Task instructions>
Every entry here needs to be repeated exactly.

Provided entries>
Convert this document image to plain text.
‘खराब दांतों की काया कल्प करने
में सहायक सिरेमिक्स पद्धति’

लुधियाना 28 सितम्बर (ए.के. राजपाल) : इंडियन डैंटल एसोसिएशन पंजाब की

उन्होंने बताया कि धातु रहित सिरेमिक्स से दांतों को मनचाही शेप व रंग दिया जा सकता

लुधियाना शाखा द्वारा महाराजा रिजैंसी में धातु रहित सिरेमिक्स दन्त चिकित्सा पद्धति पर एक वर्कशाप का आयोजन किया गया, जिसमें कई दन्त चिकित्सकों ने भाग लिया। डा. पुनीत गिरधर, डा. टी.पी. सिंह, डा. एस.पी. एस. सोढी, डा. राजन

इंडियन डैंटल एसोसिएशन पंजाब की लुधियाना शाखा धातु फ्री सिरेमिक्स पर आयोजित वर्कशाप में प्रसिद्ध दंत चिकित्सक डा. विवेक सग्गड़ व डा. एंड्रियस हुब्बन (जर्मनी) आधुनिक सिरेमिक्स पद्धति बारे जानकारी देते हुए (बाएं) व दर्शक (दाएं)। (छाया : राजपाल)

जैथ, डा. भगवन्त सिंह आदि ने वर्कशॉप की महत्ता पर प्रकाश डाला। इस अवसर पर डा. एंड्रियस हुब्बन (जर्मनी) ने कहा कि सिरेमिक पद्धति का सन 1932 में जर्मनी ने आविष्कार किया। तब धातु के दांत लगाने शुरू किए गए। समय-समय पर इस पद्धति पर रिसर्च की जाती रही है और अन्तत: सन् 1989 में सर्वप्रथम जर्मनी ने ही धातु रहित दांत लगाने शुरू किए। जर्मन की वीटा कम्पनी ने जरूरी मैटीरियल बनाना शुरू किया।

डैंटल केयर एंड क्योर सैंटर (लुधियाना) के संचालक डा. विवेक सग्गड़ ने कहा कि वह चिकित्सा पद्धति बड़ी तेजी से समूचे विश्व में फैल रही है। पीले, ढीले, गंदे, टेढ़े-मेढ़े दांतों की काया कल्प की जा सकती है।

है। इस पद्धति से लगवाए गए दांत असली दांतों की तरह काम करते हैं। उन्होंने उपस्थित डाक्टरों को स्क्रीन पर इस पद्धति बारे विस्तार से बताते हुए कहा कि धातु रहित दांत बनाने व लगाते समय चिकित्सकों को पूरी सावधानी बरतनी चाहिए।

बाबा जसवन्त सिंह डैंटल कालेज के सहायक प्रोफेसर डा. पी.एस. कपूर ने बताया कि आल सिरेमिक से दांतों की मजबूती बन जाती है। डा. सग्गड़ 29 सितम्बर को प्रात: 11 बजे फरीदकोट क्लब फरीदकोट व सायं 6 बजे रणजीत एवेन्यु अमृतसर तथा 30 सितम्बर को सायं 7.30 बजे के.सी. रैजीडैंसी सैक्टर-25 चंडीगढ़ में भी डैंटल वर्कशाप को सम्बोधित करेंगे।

Answer to the exercise>
Convert this document image to plain text.
‘खराब दांतों की काया कल्प करने
में सहायक सिरेमिक्स पद्धति’

लुधियाना 28 सितम्बर (ए.के. राजपाल) : इंडियन डैंटल एसोसिएशन पंजाब की

उन्होंने बताया कि धातु रहित सिरेमिक्स से दांतों को मनचाही शेप व रंग दिया जा सकता

लुधियाना शाखा द्वारा महाराजा रिजैंसी में धातु रहित सिरेमिक्स दन्त चिकित्सा पद्धति पर एक वर्कशाप का आयोजन किया गया, जिसमें कई दन्त चिकित्सकों ने भाग लिया। डा. पुनीत गिरधर, डा. टी.पी. सिंह, डा. एस.पी. एस. सोढी, डा. राजन

इंडियन डैंटल एसोसिएशन पंजाब की लुधियाना शाखा धातु फ्री सिरेमिक्स पर आयोजित वर्कशाप में प्रसिद्ध दंत चिकित्सक डा. विवेक सग्गड़ व डा. एंड्रियस हुब्बन (जर्मनी) आधुनिक सिरेमिक्स पद्धति बारे जानकारी देते हुए (बाएं) व दर्शक (दाएं)। (छाया : राजपाल)

जैथ, डा. भगवन्त सिंह आदि ने वर्कशॉप की महत्ता पर प्रकाश डाला। इस अवसर पर डा. एंड्रियस हुब्बन (जर्मनी) ने कहा कि सिरेमिक पद्धति का सन 1932 में जर्मनी ने आविष्कार किया। तब धातु के दांत लगाने शुरू किए गए। समय-समय पर इस पद्धति पर रिसर्च की जाती रही है और अन्तत: सन् 1989 में सर्वप्रथम जर्मनी ने ही धातु रहित दांत लगाने शुरू किए। जर्मन की वीटा कम्पनी ने जरूरी मैटीरियल बनाना शुरू किया।

डैंटल केयर एंड क्योर सैंटर (लुधियाना) के संचालक डा. विवेक सग्गड़ ने कहा कि वह चिकित्सा पद्धति बड़ी तेजी से समूचे विश्व में फैल रही है। पीले, ढीले, गंदे, टेढ़े-मेढ़े दांतों की काया कल्प की जा सकती है।

है। इस पद्धति से लगवाए गए दांत असली दांतों की तरह काम करते हैं। उन्होंने उपस्थित डाक्टरों को स्क्रीन पर इस पद्धति बारे विस्तार से बताते हुए कहा कि धातु रहित दांत बनाने व लगाते समय चिकित्सकों को पूरी सावधानी बरतनी चाहिए।

बाबा जसवन्त सिंह डैंटल कालेज के सहायक प्रोफेसर डा. पी.एस. कपूर ने बताया कि आल सिरेमिक से दांतों की मजबूती बन जाती है। डा. सग्गड़ 29 सितम्बर को प्रात: 11 बजे फरीदकोट क्लब फरीदकोट व सायं 6 बजे रणजीत एवेन्यु अमृतसर तथा 30 सितम्बर को सायं 7.30 बजे के.सी. रैजीडैंसी सैक्टर-25 चंडीगढ़ में भी डैंटल वर्कशाप को सम्बोधित करेंगे।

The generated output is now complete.